> **Aim**
The records below should be written out again, exactly.

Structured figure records
▼

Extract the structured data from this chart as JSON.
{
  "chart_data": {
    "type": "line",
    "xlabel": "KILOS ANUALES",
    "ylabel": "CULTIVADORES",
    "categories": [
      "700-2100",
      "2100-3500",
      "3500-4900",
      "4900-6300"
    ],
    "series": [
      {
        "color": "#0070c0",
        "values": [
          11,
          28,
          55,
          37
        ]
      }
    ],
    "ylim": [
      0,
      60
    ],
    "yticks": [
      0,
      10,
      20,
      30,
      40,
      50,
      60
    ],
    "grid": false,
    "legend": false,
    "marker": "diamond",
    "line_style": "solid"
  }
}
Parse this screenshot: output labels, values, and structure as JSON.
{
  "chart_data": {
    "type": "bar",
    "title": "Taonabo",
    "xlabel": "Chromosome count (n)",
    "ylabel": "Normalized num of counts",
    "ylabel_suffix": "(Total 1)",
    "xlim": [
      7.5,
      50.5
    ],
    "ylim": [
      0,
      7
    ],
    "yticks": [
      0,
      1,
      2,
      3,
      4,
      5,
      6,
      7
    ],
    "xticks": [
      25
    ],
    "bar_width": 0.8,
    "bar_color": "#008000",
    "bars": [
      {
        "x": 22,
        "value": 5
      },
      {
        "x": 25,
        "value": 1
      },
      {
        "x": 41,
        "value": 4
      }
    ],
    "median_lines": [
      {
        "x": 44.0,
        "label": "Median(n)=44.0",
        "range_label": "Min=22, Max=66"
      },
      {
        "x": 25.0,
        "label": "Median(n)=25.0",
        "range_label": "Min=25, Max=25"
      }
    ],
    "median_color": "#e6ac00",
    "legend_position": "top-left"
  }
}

▲

> **Answer for the task**
Extract the structured data from this chart as JSON.
{
  "chart_data": {
    "type": "line",
    "xlabel": "KILOS ANUALES",
    "ylabel": "CULTIVADORES",
    "categories": [
      "700-2100",
      "2100-3500",
      "3500-4900",
      "4900-6300"
    ],
    "series": [
      {
        "color": "#0070c0",
        "values": [
          11,
          28,
          55,
          37
        ]
      }
    ],
    "ylim": [
      0,
      60
    ],
    "yticks": [
      0,
      10,
      20,
      30,
      40,
      50,
      60
    ],
    "grid": false,
    "legend": false,
    "marker": "diamond",
    "line_style": "solid"
  }
}
Parse this screenshot: output labels, values, and structure as JSON.
{
  "chart_data": {
    "type": "bar",
    "title": "Taonabo",
    "xlabel": "Chromosome count (n)",
    "ylabel": "Normalized num of counts",
    "ylabel_suffix": "(Total 1)",
    "xlim": [
      7.5,
      50.5
    ],
    "ylim": [
      0,
      7
    ],
    "yticks": [
      0,
      1,
      2,
      3,
      4,
      5,
      6,
      7
    ],
    "xticks": [
      25
    ],
    "bar_width": 0.8,
    "bar_color": "#008000",
    "bars": [
      {
        "x": 22,
        "value": 5
      },
      {
        "x": 25,
        "value": 1
      },
      {
        "x": 41,
        "value": 4
      }
    ],
    "median_lines": [
      {
        "x": 44.0,
        "label": "Median(n)=44.0",
        "range_label": "Min=22, Max=66"
      },
      {
        "x": 25.0,
        "label": "Median(n)=25.0",
        "range_label": "Min=25, Max=25"
      }
    ],
    "median_color": "#e6ac00",
    "legend_position": "top-left"
  }
}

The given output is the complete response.